To do:
Copy every line of the records below where the word "text" occurs.

** START **

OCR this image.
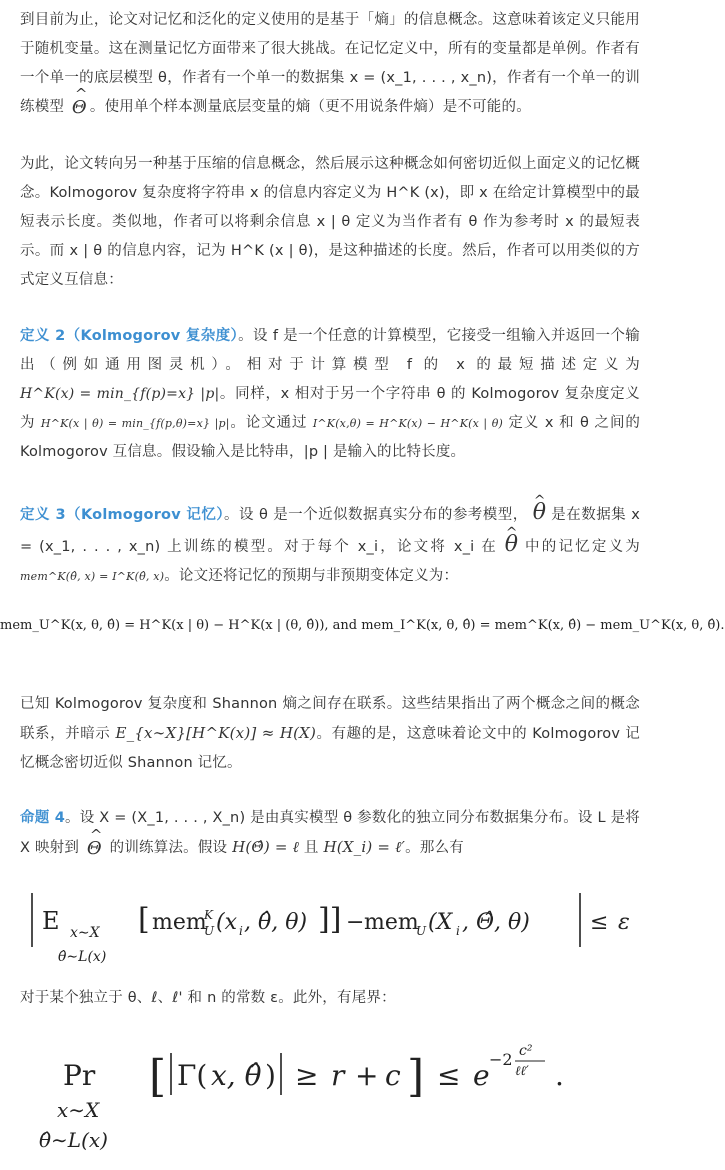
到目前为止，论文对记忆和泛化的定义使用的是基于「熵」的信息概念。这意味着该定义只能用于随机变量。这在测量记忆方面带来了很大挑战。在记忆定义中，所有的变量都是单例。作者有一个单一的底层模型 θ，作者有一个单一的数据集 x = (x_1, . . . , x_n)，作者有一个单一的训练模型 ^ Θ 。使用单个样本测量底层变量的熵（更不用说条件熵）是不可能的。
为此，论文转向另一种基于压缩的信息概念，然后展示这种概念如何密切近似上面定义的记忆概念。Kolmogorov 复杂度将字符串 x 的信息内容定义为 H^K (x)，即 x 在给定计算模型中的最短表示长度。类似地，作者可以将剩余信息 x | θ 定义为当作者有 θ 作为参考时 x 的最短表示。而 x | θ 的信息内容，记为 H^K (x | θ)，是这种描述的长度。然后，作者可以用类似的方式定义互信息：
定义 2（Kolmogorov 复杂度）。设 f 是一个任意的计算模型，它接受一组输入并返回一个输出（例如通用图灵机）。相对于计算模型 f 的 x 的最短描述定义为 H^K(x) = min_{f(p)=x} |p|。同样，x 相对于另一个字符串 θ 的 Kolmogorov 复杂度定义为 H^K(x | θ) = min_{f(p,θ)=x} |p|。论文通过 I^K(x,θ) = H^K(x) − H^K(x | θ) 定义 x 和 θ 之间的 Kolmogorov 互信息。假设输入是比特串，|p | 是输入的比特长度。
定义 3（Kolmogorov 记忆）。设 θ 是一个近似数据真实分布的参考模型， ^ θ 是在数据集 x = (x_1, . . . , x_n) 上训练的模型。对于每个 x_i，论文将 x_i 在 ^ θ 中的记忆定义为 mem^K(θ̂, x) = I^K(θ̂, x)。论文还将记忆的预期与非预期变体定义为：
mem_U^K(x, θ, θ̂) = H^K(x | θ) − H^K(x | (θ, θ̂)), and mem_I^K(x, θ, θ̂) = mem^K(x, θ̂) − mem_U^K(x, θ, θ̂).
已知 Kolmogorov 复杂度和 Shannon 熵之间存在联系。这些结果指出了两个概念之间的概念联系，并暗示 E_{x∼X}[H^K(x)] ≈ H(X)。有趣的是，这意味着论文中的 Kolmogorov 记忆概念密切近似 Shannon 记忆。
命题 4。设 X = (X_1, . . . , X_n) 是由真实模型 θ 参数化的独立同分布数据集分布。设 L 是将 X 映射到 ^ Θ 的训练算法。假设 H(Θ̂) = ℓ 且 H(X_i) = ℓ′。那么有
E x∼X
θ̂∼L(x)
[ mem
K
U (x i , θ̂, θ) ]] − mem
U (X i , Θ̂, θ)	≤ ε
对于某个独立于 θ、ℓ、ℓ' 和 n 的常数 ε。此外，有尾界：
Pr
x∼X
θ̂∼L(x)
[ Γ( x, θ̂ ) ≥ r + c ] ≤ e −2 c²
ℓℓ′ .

** END **
** START **

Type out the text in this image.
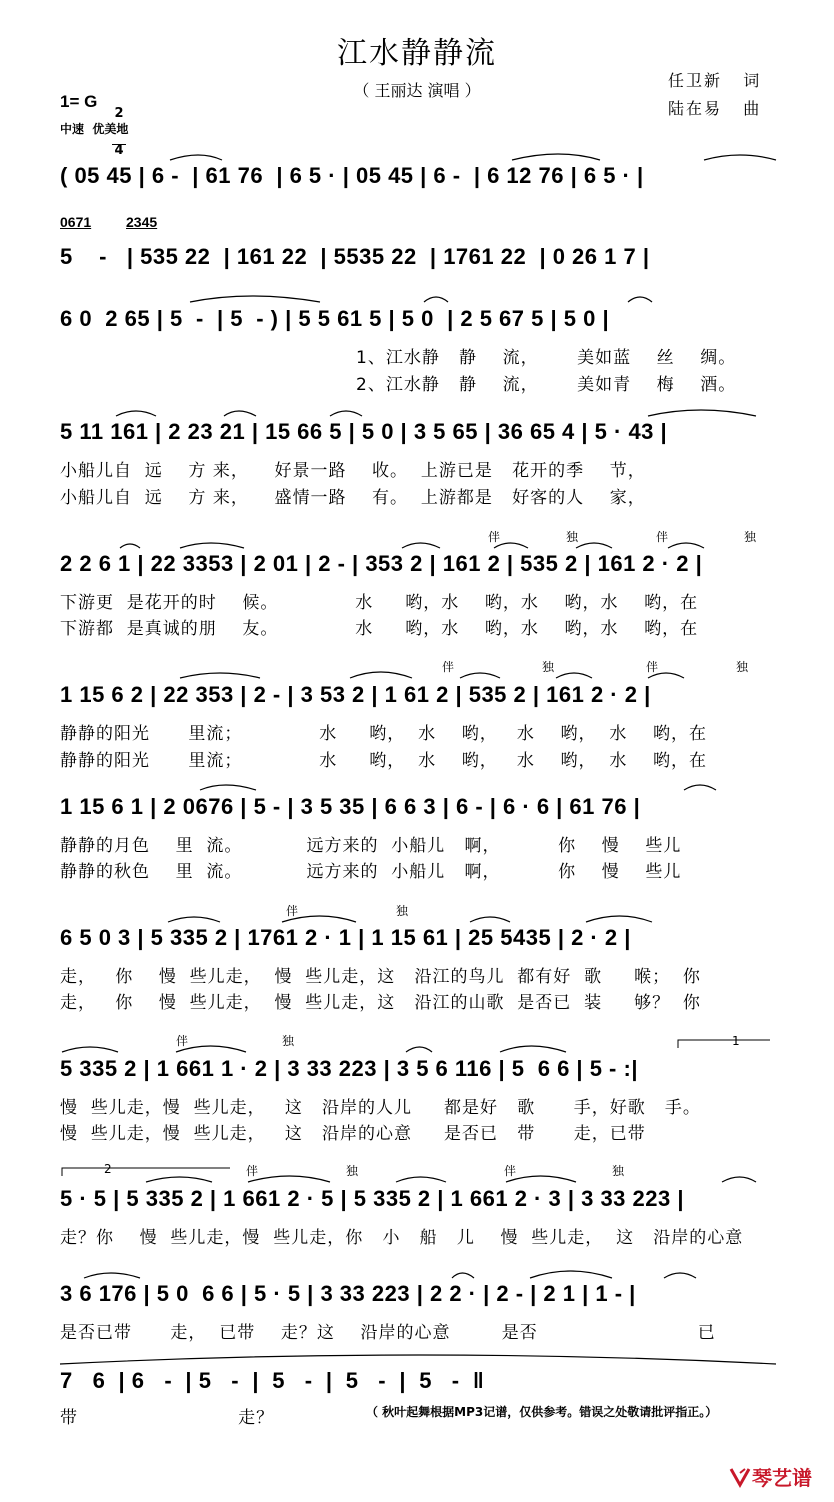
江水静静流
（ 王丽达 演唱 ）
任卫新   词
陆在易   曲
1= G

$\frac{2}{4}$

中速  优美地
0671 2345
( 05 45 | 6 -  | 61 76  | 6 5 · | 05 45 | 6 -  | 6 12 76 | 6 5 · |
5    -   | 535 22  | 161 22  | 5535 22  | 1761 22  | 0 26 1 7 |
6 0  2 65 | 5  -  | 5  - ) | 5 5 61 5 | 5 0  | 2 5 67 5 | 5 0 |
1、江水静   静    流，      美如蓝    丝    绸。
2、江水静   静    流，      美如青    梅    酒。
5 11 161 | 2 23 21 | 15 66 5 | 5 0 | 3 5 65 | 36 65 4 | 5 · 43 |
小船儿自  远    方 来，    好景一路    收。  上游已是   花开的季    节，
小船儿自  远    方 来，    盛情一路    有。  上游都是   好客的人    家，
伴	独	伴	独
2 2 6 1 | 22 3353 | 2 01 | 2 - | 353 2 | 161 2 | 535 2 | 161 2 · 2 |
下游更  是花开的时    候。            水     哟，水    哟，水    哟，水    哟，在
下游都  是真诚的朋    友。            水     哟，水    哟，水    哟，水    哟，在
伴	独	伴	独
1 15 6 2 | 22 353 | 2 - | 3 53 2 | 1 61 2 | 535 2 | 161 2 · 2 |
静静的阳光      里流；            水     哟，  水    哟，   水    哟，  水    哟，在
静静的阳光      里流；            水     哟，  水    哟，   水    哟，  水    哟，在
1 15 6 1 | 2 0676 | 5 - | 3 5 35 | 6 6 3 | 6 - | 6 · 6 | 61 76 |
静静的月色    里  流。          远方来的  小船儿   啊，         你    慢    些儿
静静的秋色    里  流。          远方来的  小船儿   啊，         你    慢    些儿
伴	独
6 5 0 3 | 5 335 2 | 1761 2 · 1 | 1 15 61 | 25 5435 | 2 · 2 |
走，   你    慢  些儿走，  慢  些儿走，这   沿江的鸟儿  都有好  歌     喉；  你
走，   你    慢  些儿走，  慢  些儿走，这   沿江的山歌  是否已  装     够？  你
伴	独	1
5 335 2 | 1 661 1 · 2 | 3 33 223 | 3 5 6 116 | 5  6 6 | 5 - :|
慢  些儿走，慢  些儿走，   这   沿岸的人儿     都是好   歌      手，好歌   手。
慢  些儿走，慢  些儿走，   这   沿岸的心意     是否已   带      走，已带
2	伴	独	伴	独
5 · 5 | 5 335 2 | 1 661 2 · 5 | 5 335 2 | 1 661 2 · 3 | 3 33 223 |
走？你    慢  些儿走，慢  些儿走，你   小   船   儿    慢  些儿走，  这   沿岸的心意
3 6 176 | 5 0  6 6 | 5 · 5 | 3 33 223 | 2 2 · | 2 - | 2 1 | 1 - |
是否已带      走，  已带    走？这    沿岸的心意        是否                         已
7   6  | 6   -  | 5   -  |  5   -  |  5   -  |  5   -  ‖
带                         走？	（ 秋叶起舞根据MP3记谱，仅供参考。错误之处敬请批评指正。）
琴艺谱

** END **
** START **

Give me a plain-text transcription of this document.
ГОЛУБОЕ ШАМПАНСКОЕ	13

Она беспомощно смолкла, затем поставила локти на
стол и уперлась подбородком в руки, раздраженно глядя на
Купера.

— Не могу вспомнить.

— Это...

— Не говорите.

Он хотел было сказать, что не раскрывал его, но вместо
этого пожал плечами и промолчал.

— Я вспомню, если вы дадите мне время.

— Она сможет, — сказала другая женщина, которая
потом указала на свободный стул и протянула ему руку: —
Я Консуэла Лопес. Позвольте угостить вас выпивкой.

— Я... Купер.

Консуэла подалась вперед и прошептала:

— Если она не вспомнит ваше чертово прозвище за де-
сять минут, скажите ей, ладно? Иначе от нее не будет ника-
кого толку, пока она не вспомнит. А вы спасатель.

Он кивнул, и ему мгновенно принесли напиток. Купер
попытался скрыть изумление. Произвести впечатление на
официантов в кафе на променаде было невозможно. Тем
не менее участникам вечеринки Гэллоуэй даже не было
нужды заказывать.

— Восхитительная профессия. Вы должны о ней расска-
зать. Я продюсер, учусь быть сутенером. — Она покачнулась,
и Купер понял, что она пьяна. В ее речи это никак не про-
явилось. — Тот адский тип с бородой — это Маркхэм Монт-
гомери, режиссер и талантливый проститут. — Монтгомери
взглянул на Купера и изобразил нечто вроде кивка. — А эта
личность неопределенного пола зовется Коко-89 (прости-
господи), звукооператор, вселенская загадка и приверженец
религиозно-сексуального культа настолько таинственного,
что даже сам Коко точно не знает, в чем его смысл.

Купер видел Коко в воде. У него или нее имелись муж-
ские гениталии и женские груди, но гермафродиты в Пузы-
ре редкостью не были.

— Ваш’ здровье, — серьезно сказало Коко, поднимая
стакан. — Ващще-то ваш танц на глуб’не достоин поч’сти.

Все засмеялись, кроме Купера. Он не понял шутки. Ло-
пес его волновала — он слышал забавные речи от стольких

** END **

Exercise output:
Type out the text in this image.
Give me a plain-text transcription of this document.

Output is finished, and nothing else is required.